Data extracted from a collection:

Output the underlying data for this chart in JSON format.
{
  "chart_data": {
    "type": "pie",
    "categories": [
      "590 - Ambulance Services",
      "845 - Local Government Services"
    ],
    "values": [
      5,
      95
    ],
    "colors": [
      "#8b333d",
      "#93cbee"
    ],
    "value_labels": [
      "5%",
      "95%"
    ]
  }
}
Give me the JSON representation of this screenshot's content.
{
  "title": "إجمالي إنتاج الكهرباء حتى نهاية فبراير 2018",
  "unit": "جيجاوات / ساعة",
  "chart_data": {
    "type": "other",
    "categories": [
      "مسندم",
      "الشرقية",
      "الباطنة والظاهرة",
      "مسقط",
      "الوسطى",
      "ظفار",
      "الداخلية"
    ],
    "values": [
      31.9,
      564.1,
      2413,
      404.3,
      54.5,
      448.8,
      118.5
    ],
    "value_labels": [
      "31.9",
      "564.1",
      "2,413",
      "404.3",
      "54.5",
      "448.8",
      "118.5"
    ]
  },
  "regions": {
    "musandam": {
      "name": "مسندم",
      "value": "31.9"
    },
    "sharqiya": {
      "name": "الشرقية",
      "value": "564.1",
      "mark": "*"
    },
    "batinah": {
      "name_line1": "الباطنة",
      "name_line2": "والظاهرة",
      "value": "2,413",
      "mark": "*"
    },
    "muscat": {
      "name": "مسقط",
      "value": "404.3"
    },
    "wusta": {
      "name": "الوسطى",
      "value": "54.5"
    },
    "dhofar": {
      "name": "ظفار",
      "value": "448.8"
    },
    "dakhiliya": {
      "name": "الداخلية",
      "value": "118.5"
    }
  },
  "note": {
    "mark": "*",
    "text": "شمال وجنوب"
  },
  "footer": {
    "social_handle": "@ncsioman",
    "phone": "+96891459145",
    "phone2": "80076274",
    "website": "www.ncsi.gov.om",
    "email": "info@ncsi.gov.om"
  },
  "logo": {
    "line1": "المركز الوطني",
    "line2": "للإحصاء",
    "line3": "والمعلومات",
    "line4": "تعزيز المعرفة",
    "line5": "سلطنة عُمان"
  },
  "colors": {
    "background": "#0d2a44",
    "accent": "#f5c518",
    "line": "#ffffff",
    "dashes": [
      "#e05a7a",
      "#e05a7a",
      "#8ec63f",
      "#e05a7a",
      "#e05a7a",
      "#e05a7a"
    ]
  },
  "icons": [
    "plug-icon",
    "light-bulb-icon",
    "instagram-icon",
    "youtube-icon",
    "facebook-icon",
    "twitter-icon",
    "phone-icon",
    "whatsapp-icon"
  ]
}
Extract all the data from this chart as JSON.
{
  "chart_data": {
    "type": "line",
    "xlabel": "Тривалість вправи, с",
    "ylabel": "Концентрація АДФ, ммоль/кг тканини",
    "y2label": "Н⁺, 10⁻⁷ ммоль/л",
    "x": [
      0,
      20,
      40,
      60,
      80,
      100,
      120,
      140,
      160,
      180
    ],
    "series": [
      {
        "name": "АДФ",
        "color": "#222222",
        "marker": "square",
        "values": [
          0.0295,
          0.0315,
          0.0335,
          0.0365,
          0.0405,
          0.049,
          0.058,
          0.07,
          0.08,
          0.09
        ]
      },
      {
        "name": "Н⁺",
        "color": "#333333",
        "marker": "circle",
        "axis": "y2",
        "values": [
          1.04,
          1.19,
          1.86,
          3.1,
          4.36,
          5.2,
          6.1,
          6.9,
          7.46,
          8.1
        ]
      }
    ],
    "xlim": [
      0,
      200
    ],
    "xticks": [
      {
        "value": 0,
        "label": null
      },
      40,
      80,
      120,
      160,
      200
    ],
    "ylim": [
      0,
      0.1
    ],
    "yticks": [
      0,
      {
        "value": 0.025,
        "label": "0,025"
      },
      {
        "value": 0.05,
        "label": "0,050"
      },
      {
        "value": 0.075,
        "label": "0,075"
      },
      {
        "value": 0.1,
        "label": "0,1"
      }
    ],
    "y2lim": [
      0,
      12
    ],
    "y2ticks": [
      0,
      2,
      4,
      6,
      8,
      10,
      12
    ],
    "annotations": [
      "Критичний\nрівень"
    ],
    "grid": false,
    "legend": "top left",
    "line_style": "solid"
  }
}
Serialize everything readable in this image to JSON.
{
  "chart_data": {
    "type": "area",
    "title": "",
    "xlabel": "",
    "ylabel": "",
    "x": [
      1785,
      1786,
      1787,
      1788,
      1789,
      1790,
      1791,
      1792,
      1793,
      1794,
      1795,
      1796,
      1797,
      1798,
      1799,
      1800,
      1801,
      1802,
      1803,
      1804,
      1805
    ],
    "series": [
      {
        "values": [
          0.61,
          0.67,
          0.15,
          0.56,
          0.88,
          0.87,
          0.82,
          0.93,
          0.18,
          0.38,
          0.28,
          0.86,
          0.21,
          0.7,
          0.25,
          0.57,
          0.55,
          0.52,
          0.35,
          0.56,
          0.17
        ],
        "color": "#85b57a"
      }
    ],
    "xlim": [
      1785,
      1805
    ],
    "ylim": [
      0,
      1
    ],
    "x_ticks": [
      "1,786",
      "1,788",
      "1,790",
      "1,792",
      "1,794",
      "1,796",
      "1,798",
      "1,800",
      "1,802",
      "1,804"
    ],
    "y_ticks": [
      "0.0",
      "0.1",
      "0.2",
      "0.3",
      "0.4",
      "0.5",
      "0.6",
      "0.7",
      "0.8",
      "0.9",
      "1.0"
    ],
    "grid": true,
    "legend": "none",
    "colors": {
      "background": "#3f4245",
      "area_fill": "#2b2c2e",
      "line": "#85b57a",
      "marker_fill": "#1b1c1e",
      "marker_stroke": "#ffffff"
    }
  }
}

BRIEF: Locate the word "type" in the entries, and copy every line where it is found.

ANSWER TO THIS TASK:
    "type": "pie",
    "type": "other",
    "type": "line",
    "type": "area",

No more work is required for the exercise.